In all studies, children were presented with instructions before the ANS task based on condition. In each study, one condition was intended as a control condition, and the other was intended to prime gender stereotypes about math. Study 1 and 2 had two conditions: the game control condition and the math test condition. In the game control condition, children were given the following instructions: “Now we’re going to play a game. Your job is to try your best”. In the experimental (math test) condition, children were given the following instructions: “Now we’re going to test your math ability. This test tells us whether boys or girls are naturally better at math and counting.” In Study 3 and 4, the math test condition was identical to Study 1 and 2. However, to further control for priming of gender and possible effects of simply calling the task a ‘test,’ we modified the wording of our control condition. Specifically, in our control condition for these studies, children were told: “Now we’re going to test your eyesight ability. This test tells us whether boys or girls are naturally better at seeing things quickly.”

Afterwards, all children were presented with the ANS task and given the same task instructions (see Approximate Number System Task below). In Study 1, 2, and 4, after the ANS task, children were presented with stereotype belief questions. In Study 3, the order of presentation for the ANS task and the stereotypes were counterbalanced, with half of participants completing the ANS task first, and the other half of participants answering the questions first (order did not affect results; see Supplemental Online Materials). Upon completion of the study, all children were given a sticker for participation, and parents were debriefed on the aims of the research.


Approximate Number System (ANS) task.

We measured each child’s ANS accuracy using the standardized Panamath test [27]. Participants were introduced to Big Bird and Grover–two characters drawn on the screen, each of whom had an empty box that was color matched to their character (yellow and blue respectively). Participants were told to decide which character had more dots in their box on each trial. For participants ages four and above, children pressed a corresponding yellow and blue JellyBean™ button based on which character they thought had more dots. Participants who were three years old were simply asked to point to the character they thought had more dots, and the experimenter would answer for them using the keyboard.

For each trial, two arrays of colored dots (yellow and blue) appeared in their respective boxes for 1500 milliseconds (Fig 1). To control for the difficulty of the task, children were presented with different numerical ratios based on published norms for their age. In Study 1, we used these pre-programmed ratios in the Panamath software [27]. In Study 2–4, ratios were more accurately customized for age norms [34]. Half of trials had a cumulative surface area that was congruent with the number of dots, and on the other half of trials, this was incongruent, which controls for the possibility that children might be conflating judgments of number with judgments of area. Children wore headphones during the task and received either positive or negative verbal feedback from the program based on performance on each trial, but were not able to correct their previous mistakes. All children included in our final sample completed 80 trials.

After completing the task, children in the control conditions were told: “Great job! We’ve found that boys and girls both really like playing that game.” In the test conditions, children were told: “Great job! We’ve found that boys and girls do equally well on that test.” We added these statements as a debriefing measure to ensure that children did not make later judgments based on their own performance (e.g., generalizing from their own experience of their performance to how others of the same gender identity may perform).

Layout coordinate data:
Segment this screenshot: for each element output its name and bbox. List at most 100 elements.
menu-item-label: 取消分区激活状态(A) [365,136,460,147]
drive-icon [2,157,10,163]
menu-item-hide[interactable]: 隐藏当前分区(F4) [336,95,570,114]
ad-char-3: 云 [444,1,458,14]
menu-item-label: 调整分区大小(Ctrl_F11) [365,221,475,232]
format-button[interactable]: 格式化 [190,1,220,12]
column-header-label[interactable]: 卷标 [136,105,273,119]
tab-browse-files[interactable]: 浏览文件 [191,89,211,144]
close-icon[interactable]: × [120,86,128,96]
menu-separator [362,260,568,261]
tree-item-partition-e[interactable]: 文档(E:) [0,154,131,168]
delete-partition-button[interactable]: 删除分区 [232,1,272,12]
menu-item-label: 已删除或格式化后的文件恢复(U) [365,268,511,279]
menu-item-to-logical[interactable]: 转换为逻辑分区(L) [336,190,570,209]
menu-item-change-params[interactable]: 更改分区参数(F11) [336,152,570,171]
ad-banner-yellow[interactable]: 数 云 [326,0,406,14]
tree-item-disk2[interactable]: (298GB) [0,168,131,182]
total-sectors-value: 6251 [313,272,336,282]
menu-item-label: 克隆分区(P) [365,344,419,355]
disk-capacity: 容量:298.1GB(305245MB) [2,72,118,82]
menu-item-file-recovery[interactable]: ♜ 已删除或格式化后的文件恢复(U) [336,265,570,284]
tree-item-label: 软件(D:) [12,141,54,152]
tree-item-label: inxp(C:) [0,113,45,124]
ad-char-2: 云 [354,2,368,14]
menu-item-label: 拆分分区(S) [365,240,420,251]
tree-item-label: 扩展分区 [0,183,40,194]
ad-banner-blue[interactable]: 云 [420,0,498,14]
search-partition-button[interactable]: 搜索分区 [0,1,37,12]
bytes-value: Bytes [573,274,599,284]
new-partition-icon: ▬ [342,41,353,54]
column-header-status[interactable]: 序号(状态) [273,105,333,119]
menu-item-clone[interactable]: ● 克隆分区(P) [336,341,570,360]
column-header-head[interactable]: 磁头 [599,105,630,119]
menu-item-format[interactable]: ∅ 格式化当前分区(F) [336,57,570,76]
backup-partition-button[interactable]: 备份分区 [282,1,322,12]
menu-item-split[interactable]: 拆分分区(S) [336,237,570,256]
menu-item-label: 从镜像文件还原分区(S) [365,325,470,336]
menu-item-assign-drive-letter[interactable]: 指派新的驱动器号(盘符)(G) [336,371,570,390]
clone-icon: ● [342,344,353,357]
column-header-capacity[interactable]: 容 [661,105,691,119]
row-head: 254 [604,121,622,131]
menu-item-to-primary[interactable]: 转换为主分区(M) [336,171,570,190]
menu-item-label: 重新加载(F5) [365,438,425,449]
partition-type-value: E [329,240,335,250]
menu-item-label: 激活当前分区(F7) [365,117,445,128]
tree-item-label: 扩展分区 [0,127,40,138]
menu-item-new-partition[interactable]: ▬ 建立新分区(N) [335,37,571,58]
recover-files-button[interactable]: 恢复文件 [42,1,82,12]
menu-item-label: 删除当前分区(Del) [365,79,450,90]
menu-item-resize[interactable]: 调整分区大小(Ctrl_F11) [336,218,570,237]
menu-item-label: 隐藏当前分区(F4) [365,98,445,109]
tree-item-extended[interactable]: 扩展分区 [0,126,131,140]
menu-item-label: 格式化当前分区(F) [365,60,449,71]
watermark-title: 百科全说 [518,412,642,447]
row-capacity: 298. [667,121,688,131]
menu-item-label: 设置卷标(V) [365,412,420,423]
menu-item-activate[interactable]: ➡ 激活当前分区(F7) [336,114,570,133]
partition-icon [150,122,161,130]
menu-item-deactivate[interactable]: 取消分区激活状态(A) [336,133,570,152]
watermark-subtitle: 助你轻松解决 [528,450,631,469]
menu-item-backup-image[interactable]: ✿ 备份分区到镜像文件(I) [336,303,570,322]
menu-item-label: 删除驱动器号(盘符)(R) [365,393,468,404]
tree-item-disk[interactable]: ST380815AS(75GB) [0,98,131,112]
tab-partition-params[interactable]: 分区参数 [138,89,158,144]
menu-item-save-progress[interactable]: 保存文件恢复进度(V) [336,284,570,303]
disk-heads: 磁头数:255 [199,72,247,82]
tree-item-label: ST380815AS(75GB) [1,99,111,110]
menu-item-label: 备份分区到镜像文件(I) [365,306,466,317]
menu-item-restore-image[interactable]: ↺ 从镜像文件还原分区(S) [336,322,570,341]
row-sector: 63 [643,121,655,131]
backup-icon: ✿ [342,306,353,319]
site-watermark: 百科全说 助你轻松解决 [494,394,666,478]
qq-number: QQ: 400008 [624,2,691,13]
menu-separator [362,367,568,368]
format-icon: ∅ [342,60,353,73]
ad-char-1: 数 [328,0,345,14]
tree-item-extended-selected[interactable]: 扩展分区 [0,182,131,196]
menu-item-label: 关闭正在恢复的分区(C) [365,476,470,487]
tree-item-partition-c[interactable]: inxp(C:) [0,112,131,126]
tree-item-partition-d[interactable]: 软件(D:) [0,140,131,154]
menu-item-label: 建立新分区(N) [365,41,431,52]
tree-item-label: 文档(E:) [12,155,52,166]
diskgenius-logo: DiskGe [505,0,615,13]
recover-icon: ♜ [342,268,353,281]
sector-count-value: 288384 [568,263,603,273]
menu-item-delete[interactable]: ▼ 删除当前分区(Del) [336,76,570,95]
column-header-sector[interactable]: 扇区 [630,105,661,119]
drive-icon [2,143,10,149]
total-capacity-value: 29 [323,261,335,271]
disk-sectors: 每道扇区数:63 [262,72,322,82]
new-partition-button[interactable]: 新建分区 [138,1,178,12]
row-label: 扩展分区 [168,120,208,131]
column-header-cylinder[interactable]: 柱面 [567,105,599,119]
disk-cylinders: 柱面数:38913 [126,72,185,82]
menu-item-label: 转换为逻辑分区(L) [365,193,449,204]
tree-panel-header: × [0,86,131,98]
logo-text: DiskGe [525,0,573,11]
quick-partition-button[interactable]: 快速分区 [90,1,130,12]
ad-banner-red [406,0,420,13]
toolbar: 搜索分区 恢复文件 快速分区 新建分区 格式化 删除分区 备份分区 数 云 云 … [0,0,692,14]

:: WHAT TO PRODUCE ::
Reproduce the stretch of the study methods passage from "We measured each" through "using the keyboard.", renaming "dots" to "circles" wherever it occurs.

:: RESULT ::
We measured each child’s ANS accuracy using the standardized Panamath test [27]. Participants were introduced to Big Bird and Grover–two characters drawn on the screen, each of whom had an empty box that was color matched to their character (yellow and blue respectively). Participants were told to decide which character had more circles in their box on each trial. For participants ages four and above, children pressed a corresponding yellow and blue JellyBean™ button based on which character they thought had more circles. Participants who were three years old were simply asked to point to the character they thought had more circles, and the experimenter would answer for them using the keyboard.